::: Supplied information :::

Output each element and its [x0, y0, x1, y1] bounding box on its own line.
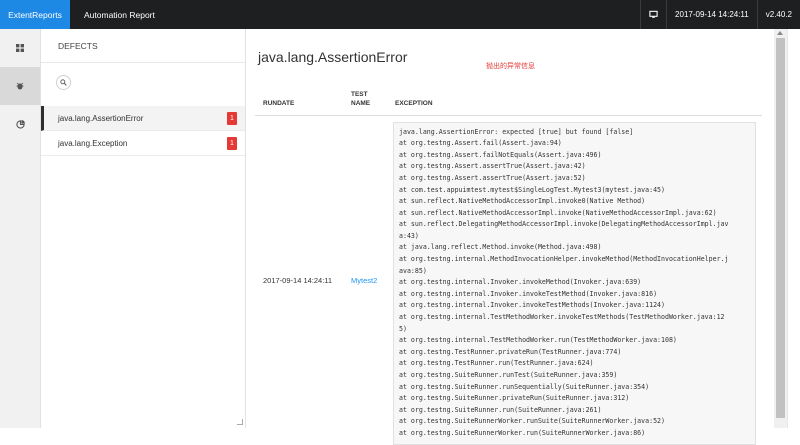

:::
::: Supplied information :::

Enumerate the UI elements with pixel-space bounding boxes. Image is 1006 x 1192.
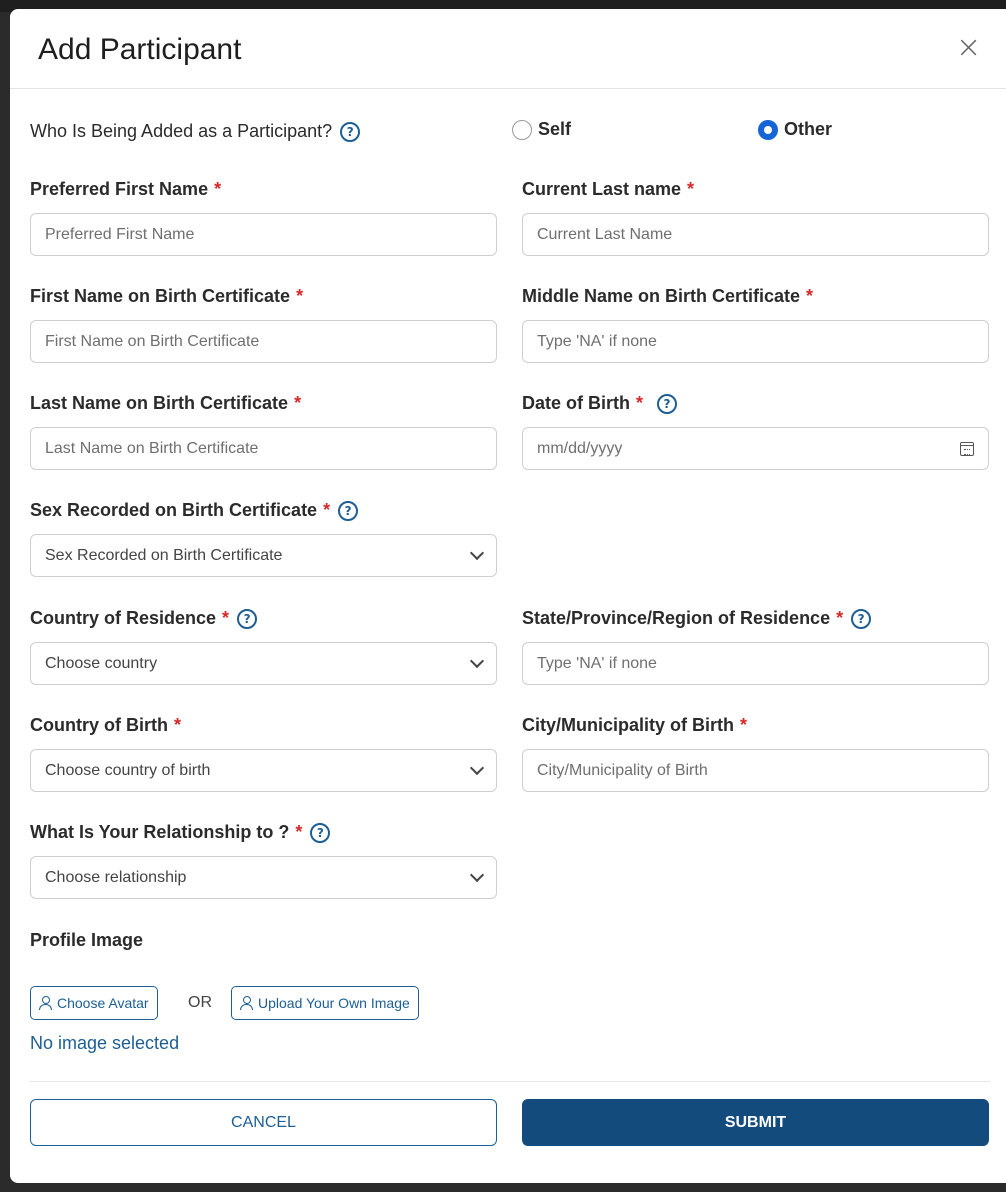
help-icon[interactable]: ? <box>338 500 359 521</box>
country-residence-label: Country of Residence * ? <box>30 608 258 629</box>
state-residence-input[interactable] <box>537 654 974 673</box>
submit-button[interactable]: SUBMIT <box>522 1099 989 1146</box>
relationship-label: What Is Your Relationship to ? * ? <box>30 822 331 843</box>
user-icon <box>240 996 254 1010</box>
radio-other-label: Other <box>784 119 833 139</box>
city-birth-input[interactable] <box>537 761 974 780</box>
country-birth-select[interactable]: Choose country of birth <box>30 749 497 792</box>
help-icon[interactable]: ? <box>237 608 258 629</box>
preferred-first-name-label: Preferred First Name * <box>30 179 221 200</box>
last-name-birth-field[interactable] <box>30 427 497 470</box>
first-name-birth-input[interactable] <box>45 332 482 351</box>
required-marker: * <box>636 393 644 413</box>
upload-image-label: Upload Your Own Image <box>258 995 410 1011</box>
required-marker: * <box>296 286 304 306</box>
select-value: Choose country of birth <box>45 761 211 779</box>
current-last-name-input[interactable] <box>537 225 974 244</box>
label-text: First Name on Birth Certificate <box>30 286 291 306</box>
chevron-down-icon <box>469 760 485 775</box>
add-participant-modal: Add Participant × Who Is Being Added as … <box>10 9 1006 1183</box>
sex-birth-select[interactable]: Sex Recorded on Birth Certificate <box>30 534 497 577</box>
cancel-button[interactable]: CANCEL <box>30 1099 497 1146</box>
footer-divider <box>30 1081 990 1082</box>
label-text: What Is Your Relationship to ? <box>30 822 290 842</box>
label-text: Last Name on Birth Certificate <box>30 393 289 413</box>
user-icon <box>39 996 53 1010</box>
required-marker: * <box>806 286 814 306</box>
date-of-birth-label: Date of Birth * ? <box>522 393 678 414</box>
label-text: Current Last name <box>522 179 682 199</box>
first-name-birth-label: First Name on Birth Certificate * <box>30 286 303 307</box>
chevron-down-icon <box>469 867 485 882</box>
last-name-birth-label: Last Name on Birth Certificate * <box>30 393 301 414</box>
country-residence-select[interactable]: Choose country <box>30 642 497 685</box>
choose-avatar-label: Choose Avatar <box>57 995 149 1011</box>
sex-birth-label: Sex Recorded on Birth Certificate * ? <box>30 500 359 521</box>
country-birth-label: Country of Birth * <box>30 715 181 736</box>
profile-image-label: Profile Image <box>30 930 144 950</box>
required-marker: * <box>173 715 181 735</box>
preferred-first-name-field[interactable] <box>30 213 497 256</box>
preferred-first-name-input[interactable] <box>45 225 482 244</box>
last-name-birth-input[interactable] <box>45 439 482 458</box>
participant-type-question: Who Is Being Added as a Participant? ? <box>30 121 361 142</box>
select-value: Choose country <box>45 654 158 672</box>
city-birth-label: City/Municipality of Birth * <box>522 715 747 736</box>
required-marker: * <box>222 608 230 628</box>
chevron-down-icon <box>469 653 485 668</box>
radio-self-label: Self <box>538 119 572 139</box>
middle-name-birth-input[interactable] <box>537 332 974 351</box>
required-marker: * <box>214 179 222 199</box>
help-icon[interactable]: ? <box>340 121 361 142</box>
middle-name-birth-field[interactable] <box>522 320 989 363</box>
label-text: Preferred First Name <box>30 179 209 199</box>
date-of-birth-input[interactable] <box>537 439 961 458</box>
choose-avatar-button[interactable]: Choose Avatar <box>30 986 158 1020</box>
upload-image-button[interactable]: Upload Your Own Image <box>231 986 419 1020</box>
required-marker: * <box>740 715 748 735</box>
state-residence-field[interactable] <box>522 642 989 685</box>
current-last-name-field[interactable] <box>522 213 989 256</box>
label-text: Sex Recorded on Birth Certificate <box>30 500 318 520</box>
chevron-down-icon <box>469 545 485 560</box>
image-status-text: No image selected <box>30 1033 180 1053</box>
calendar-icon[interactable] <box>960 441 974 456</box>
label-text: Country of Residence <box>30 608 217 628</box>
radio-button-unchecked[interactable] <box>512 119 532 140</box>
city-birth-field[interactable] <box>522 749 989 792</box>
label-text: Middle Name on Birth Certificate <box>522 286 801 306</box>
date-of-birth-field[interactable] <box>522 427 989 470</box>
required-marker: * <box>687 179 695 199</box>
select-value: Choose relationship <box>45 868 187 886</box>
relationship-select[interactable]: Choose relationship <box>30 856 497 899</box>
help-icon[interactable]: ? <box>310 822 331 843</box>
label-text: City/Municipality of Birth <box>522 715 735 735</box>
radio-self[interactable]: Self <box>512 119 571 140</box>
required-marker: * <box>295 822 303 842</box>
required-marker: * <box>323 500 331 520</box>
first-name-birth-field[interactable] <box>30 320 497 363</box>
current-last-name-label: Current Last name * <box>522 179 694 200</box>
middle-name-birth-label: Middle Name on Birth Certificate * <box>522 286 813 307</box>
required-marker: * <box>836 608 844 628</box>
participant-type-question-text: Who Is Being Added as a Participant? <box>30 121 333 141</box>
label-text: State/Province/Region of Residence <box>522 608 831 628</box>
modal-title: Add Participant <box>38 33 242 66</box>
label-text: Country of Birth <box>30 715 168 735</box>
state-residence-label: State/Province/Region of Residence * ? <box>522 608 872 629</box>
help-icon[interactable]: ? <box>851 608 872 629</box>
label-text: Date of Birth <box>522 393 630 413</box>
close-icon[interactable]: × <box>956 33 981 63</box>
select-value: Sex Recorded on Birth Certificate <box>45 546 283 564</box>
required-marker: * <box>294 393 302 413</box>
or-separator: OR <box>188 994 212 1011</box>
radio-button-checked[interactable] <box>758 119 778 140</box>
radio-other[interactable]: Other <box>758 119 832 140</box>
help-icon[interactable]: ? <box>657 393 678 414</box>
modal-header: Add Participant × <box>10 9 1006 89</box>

:::

Arrange the lines from the one containing "Enumerate the UI" through the one containing "submit-button[interactable]: SUBMIT <box>522", inclusive, as a Markdown table with the columns Row and Line, numbering each row and skipping blank lines. Leave the pictures out.

■ Output:
| Row | Line |
|---|---|
| 1 | Enumerate the UI elements with pixel-space bounding boxes. Image is 1006 x 1192. |
| 2 | help-icon[interactable]: ? <box>338 500 359 521</box> |
| 3 | country-residence-label: Country of Residence * ? <box>30 608 258 629</box> |
| 4 | state-residence-input[interactable] <box>537 654 974 673</box> |
| 5 | submit-button[interactable]: SUBMIT <box>522 1099 989 1146</box> |